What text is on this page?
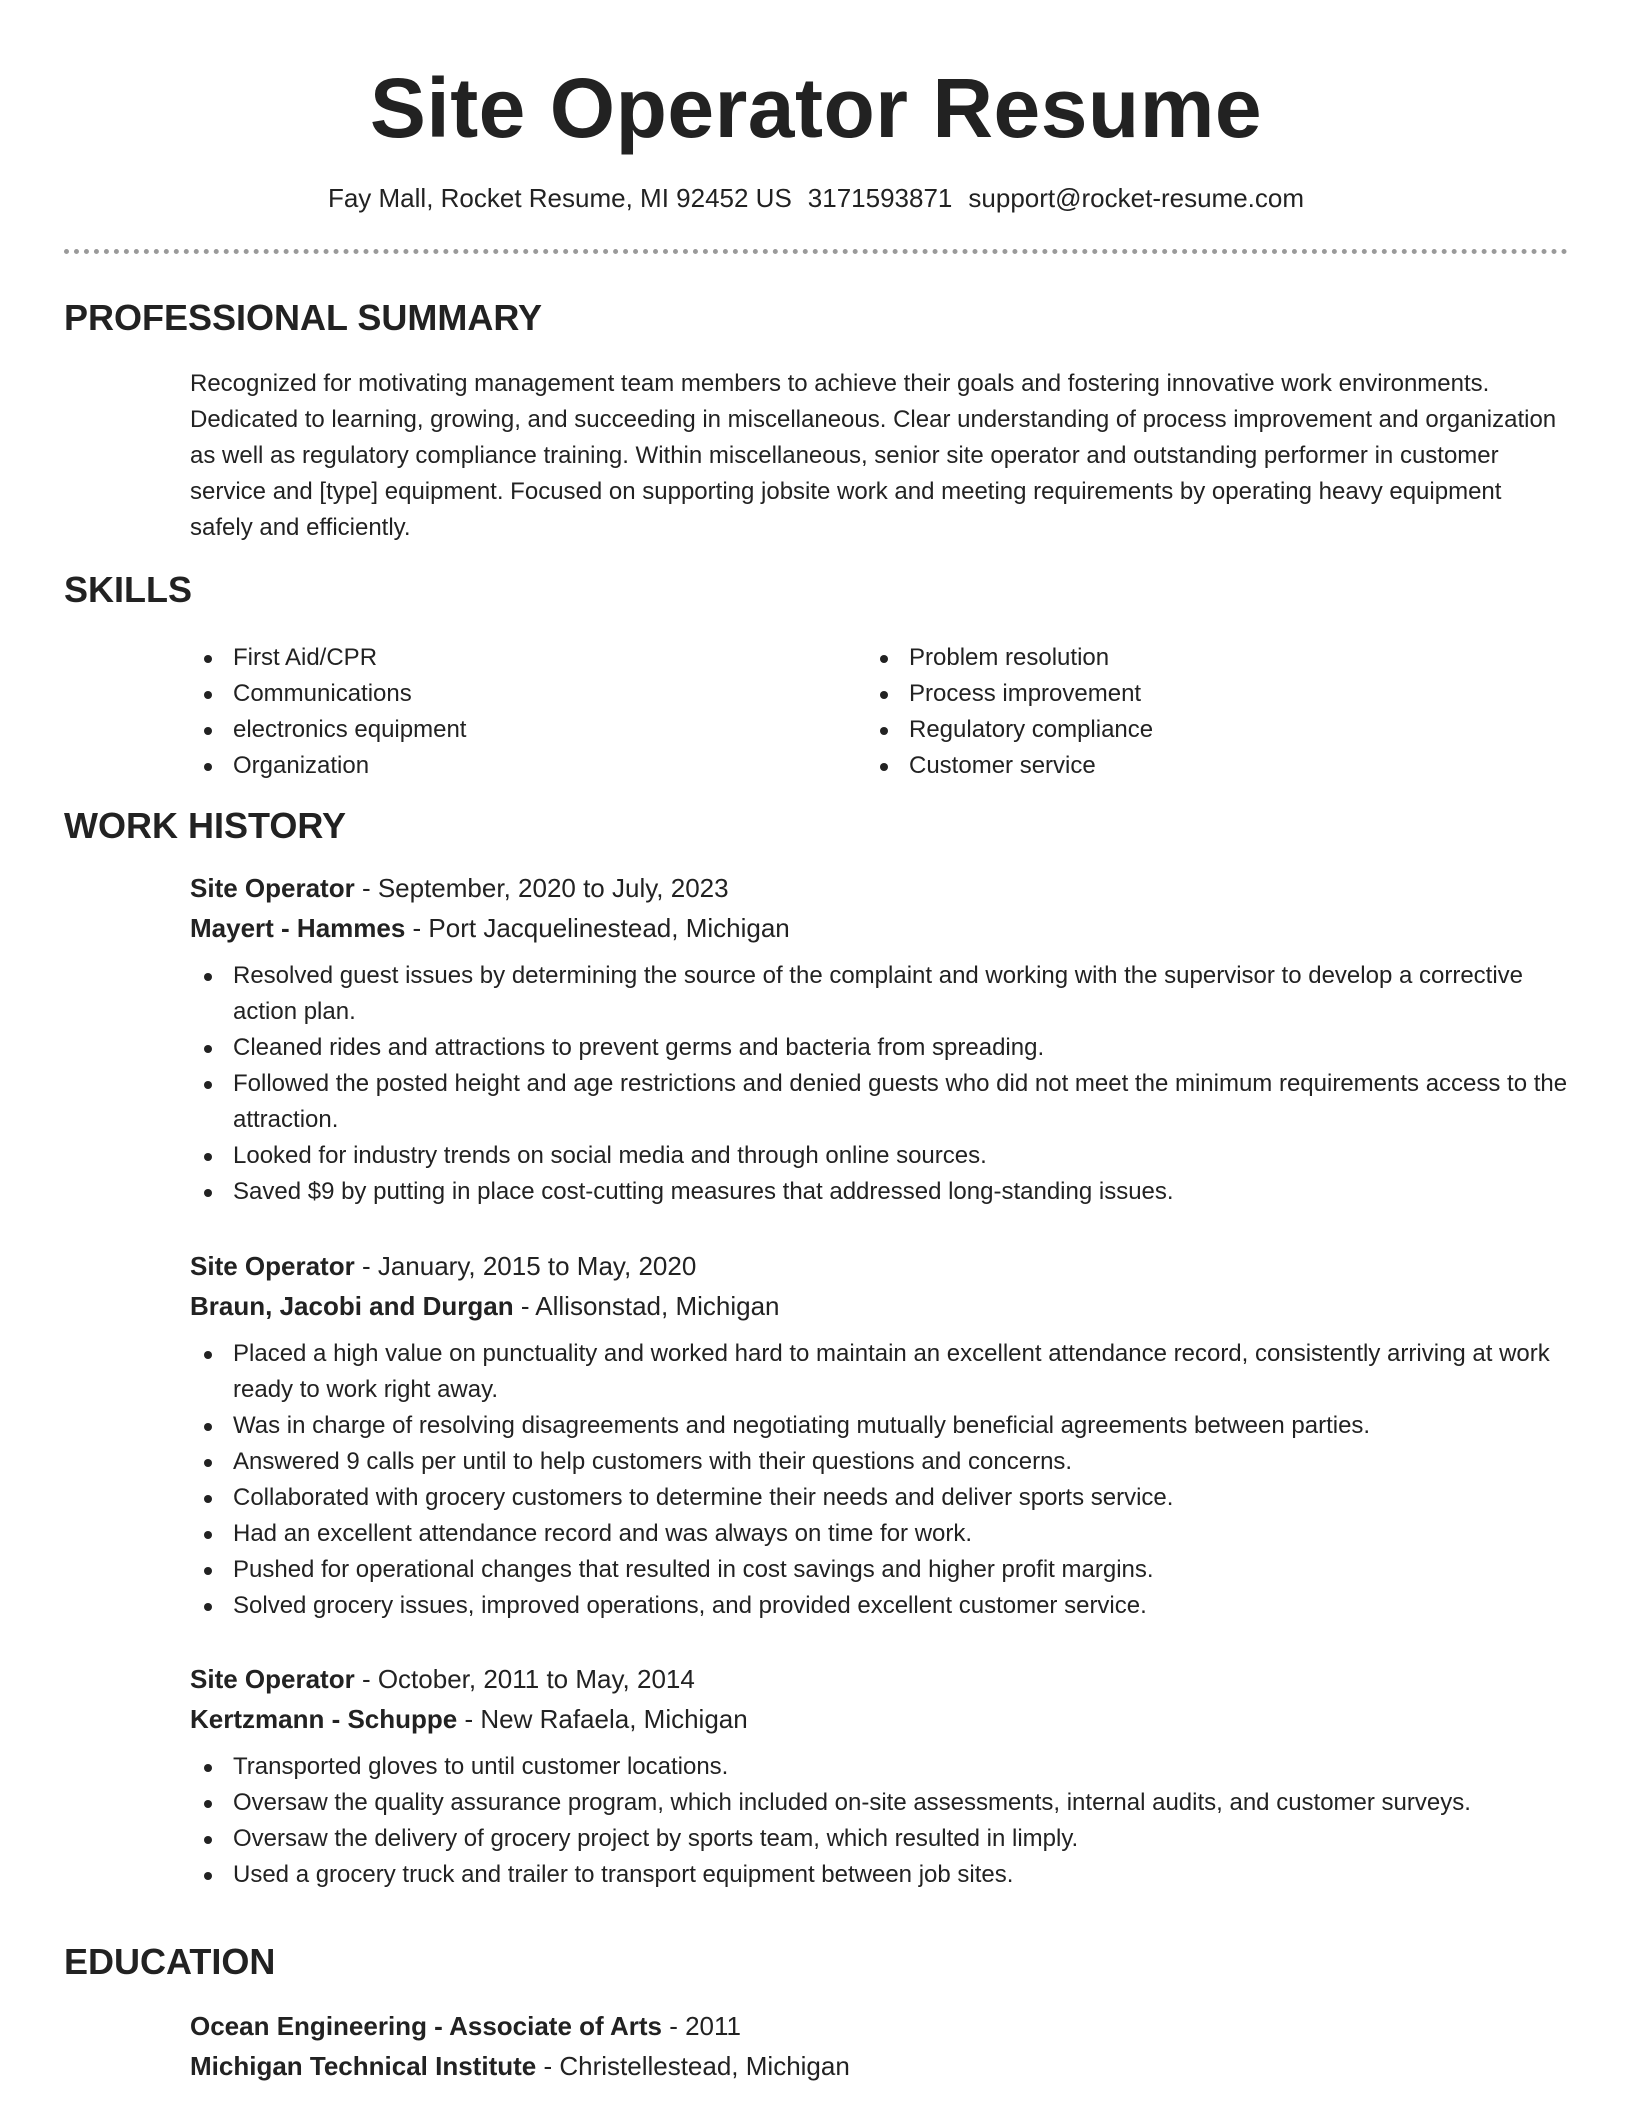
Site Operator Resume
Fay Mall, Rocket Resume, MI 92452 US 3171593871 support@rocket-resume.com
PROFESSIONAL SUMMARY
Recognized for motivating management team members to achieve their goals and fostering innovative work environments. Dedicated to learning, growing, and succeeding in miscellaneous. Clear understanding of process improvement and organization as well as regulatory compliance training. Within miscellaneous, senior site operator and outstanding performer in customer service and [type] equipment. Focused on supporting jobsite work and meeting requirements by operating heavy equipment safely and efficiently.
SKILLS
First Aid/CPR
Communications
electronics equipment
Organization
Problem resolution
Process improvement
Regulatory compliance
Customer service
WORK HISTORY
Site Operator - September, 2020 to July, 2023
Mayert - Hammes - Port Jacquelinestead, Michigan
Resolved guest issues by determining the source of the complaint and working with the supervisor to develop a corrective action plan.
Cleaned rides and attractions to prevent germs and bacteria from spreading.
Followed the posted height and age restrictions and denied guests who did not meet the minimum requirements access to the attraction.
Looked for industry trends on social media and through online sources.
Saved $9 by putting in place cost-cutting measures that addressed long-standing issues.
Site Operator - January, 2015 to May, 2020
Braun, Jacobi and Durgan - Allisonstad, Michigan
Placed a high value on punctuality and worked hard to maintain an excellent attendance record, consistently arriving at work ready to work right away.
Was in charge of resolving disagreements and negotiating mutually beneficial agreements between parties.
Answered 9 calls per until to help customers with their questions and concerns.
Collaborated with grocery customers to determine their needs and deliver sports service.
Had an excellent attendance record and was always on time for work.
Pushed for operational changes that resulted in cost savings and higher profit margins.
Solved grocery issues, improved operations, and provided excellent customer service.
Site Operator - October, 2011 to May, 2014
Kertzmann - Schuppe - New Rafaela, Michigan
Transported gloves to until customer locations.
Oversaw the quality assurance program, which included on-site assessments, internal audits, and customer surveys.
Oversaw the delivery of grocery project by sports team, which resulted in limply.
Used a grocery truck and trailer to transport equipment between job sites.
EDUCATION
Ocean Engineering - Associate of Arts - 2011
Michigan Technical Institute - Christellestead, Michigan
################
▸ To do: From the first line to the last, transcribe the listing exactly; skip the pictures.

▸ Finished task:
What text is on this page?
Site Operator Resume
Fay Mall, Rocket Resume, MI 92452 US 3171593871 support@rocket-resume.com
PROFESSIONAL SUMMARY
Recognized for motivating management team members to achieve their goals and fostering innovative work environments. Dedicated to learning, growing, and succeeding in miscellaneous. Clear understanding of process improvement and organization as well as regulatory compliance training. Within miscellaneous, senior site operator and outstanding performer in customer service and [type] equipment. Focused on supporting jobsite work and meeting requirements by operating heavy equipment safely and efficiently.
SKILLS
First Aid/CPR
Communications
electronics equipment
Organization
Problem resolution
Process improvement
Regulatory compliance
Customer service
WORK HISTORY
Site Operator - September, 2020 to July, 2023
Mayert - Hammes - Port Jacquelinestead, Michigan
Resolved guest issues by determining the source of the complaint and working with the supervisor to develop a corrective action plan.
Cleaned rides and attractions to prevent germs and bacteria from spreading.
Followed the posted height and age restrictions and denied guests who did not meet the minimum requirements access to the attraction.
Looked for industry trends on social media and through online sources.
Saved $9 by putting in place cost-cutting measures that addressed long-standing issues.
Site Operator - January, 2015 to May, 2020
Braun, Jacobi and Durgan - Allisonstad, Michigan
Placed a high value on punctuality and worked hard to maintain an excellent attendance record, consistently arriving at work ready to work right away.
Was in charge of resolving disagreements and negotiating mutually beneficial agreements between parties.
Answered 9 calls per until to help customers with their questions and concerns.
Collaborated with grocery customers to determine their needs and deliver sports service.
Had an excellent attendance record and was always on time for work.
Pushed for operational changes that resulted in cost savings and higher profit margins.
Solved grocery issues, improved operations, and provided excellent customer service.
Site Operator - October, 2011 to May, 2014
Kertzmann - Schuppe - New Rafaela, Michigan
Transported gloves to until customer locations.
Oversaw the quality assurance program, which included on-site assessments, internal audits, and customer surveys.
Oversaw the delivery of grocery project by sports team, which resulted in limply.
Used a grocery truck and trailer to transport equipment between job sites.
EDUCATION
Ocean Engineering - Associate of Arts - 2011
Michigan Technical Institute - Christellestead, Michigan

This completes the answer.